* **Given instruction**: State how many lines in these records contain the word "Seçenekleri", and nothing else.
○ ○ ○ ○ ○ ○ ○
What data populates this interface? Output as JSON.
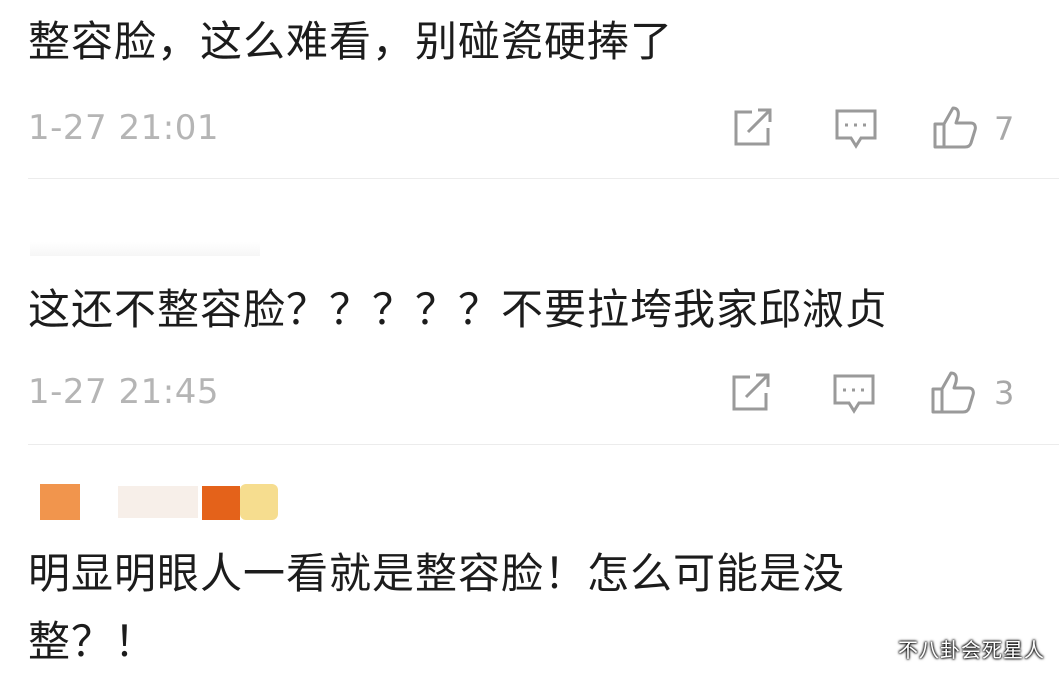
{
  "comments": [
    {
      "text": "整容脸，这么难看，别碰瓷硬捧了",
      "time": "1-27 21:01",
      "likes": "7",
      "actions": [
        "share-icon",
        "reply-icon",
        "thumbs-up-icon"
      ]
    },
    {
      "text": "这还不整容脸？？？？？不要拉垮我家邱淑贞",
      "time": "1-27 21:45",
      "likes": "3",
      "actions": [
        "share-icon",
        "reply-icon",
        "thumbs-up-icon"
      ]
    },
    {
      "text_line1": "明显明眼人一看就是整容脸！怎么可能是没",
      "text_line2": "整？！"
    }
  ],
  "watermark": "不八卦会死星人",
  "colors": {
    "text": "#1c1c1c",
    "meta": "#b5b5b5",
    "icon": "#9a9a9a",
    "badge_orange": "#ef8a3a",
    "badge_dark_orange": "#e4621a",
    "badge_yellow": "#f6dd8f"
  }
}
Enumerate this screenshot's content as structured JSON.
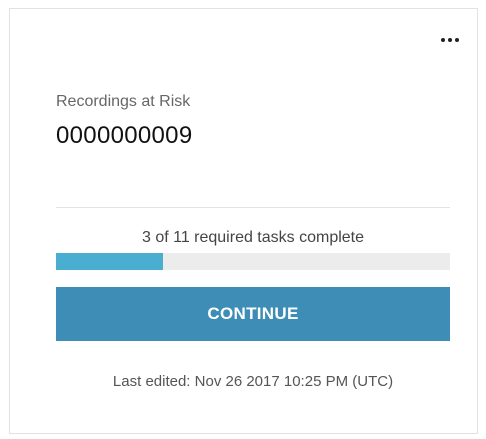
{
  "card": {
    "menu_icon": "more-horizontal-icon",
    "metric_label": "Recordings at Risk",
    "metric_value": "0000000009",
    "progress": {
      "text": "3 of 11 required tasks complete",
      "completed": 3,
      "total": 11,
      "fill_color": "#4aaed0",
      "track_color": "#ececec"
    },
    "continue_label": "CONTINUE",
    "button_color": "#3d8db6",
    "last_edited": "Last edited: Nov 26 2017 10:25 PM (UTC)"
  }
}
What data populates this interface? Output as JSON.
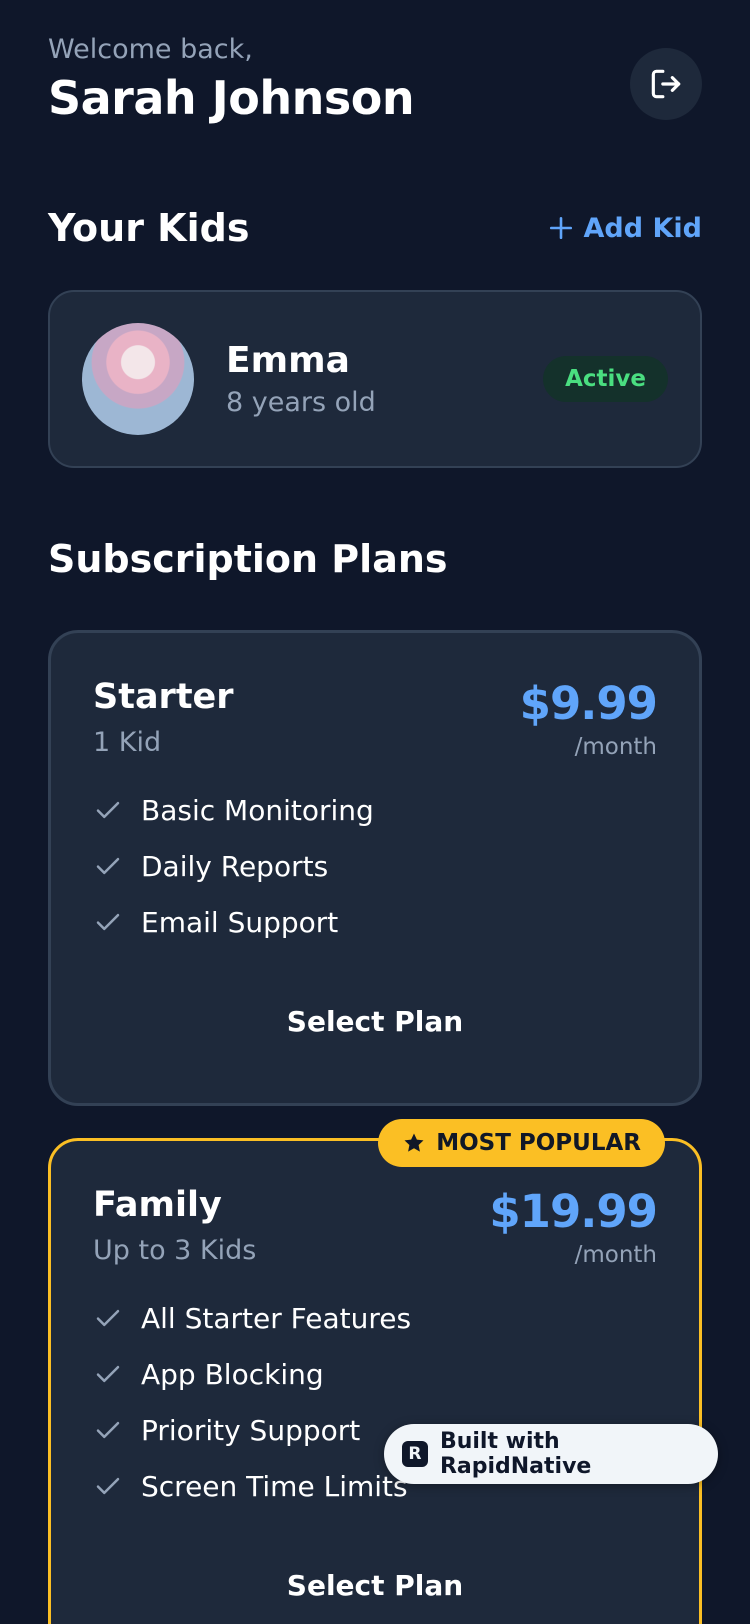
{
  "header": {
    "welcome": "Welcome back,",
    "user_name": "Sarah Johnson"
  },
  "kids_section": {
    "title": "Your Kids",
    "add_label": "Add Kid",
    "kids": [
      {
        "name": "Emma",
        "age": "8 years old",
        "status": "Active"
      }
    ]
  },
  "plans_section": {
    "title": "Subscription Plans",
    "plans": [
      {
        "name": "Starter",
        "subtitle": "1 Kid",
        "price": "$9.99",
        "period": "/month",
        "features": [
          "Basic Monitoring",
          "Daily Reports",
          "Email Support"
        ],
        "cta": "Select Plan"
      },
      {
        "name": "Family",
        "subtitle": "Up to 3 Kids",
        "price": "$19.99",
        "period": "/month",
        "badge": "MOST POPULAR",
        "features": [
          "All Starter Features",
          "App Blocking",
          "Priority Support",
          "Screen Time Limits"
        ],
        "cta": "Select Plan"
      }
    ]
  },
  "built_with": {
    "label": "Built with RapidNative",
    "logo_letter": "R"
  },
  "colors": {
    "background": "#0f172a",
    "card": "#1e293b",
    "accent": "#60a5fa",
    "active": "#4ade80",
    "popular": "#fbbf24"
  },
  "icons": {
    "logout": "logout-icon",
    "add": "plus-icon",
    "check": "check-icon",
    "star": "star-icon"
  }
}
○ ○ ○ ○ ○ ○ ○
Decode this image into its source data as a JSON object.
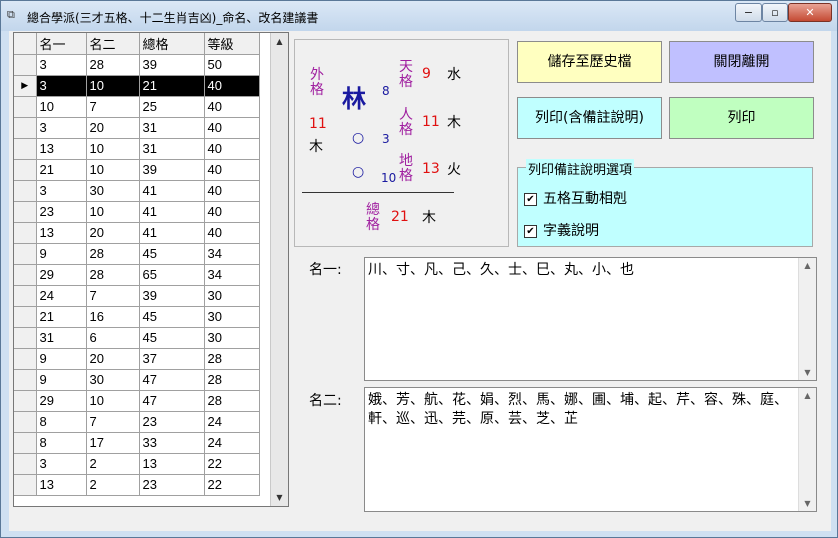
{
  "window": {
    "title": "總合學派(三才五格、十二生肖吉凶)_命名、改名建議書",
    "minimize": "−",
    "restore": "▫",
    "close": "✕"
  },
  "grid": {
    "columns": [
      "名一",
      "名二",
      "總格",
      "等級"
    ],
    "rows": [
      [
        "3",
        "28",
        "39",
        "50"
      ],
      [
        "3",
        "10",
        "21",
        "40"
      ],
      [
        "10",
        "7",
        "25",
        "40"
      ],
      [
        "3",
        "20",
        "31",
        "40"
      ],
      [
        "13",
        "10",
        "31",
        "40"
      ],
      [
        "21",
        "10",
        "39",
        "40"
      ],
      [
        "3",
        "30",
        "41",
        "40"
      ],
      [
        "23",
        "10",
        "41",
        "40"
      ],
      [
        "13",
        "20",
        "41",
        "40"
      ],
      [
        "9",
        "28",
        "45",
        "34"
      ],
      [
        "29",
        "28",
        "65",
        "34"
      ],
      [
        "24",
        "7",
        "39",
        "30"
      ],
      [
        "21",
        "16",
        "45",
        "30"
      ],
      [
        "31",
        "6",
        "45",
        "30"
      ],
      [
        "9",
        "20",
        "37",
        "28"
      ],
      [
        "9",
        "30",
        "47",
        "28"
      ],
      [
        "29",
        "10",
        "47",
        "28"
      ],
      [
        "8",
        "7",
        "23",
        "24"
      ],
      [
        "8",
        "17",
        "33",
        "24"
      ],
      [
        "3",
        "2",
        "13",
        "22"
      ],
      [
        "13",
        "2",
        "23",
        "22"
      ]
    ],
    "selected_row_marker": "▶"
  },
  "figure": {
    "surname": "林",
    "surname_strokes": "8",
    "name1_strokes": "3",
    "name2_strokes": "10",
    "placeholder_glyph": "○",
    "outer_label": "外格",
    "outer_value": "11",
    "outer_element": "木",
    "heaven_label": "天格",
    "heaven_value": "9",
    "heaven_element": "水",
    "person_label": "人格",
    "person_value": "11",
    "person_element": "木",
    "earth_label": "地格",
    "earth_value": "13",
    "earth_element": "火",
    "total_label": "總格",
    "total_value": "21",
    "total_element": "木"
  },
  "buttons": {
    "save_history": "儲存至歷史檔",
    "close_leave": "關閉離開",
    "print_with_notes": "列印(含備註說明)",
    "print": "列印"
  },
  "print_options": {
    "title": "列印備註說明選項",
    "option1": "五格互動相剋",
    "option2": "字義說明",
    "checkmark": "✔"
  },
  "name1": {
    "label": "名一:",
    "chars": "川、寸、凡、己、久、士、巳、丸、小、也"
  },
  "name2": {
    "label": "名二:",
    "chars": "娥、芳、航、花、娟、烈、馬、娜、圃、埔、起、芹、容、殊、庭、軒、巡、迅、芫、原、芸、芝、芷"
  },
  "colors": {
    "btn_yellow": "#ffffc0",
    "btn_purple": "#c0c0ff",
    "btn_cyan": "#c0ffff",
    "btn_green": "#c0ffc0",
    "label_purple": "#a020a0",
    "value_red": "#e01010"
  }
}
○ ○ ○ ○ ○ ○ ○
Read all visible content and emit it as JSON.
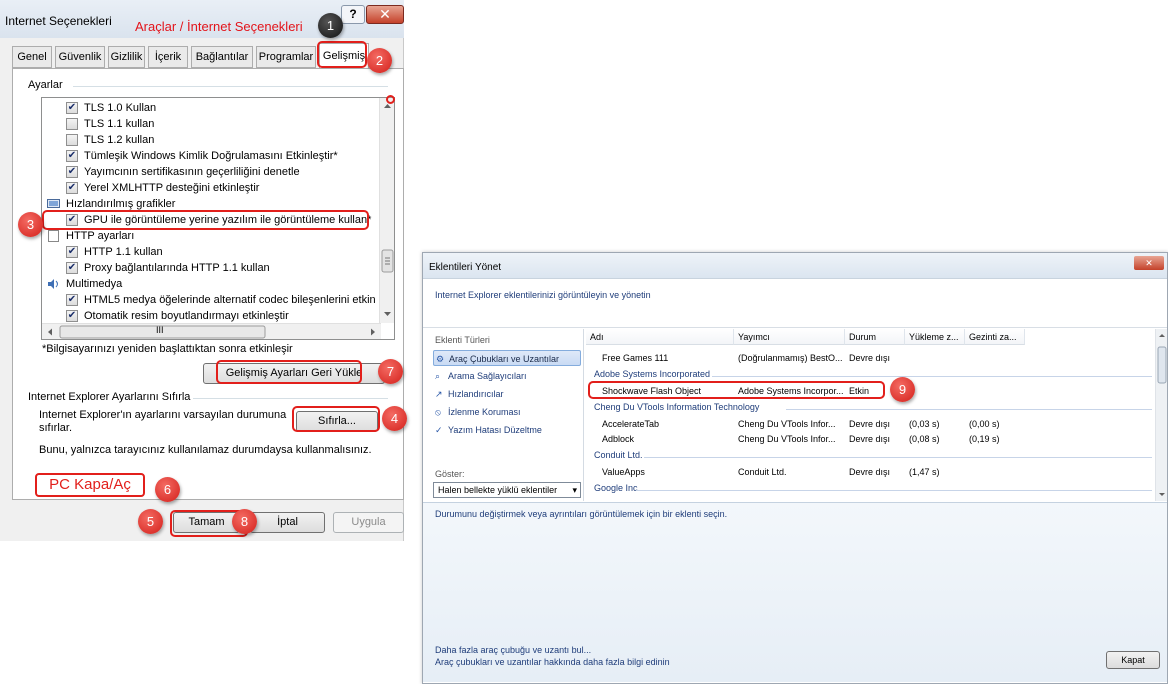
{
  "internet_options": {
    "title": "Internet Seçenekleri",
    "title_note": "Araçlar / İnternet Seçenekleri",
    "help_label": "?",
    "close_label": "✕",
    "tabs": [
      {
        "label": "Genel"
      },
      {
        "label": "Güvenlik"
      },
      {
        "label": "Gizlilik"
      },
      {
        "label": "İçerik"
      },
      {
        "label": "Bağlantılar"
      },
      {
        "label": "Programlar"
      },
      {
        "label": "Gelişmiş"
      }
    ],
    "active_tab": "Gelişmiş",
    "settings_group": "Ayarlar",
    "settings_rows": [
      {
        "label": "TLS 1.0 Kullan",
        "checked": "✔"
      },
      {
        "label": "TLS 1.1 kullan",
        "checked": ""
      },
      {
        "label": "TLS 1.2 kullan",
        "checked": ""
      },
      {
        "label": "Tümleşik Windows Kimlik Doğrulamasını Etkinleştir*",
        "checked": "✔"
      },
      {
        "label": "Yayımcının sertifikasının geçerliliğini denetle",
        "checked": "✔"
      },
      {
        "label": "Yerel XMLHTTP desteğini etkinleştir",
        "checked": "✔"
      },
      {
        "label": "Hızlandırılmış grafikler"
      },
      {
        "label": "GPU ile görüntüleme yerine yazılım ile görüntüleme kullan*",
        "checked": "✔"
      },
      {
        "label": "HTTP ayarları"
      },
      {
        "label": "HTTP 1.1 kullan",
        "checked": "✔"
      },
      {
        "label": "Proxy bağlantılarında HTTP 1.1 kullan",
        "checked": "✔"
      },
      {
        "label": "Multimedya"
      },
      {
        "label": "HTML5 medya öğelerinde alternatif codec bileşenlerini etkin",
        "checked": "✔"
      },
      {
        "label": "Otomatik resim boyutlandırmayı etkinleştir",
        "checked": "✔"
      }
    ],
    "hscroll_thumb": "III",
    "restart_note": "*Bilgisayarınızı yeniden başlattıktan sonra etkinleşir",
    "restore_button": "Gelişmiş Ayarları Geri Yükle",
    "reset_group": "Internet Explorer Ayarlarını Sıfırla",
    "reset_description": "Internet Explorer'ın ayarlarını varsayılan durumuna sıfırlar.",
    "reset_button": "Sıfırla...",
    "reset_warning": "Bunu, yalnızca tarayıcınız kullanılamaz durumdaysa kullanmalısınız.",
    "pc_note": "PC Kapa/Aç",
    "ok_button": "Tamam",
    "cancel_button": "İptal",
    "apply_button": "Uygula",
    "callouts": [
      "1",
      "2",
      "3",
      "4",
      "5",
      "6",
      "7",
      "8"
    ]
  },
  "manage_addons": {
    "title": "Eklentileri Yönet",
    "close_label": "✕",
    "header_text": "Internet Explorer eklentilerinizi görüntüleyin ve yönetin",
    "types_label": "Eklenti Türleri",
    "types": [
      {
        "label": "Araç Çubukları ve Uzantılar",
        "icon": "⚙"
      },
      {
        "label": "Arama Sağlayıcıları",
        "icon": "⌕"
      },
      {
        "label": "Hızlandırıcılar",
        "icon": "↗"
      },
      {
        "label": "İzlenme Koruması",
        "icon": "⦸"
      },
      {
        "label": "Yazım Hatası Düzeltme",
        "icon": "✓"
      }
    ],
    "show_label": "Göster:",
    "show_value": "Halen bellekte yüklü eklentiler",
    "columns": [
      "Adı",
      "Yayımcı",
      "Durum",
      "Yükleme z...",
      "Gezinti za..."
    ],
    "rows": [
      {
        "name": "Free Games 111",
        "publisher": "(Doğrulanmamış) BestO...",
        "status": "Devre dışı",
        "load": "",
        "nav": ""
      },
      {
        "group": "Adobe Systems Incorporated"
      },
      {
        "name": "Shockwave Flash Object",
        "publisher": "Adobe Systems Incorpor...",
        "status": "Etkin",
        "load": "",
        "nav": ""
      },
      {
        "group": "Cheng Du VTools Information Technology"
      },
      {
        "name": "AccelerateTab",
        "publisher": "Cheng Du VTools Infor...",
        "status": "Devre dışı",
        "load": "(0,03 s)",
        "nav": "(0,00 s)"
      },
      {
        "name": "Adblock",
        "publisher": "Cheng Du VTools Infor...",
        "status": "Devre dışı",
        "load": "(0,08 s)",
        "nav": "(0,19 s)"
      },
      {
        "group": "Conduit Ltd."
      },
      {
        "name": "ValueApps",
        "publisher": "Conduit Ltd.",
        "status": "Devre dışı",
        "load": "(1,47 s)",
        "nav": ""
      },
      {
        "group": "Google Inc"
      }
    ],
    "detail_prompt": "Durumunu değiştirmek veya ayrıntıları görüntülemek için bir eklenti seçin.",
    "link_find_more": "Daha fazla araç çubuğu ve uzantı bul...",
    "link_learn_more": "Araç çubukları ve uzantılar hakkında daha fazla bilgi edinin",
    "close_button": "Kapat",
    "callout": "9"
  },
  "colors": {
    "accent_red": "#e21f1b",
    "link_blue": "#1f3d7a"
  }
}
○ ○ ○ ○ ○ ○ ○
* **Correct response**: 2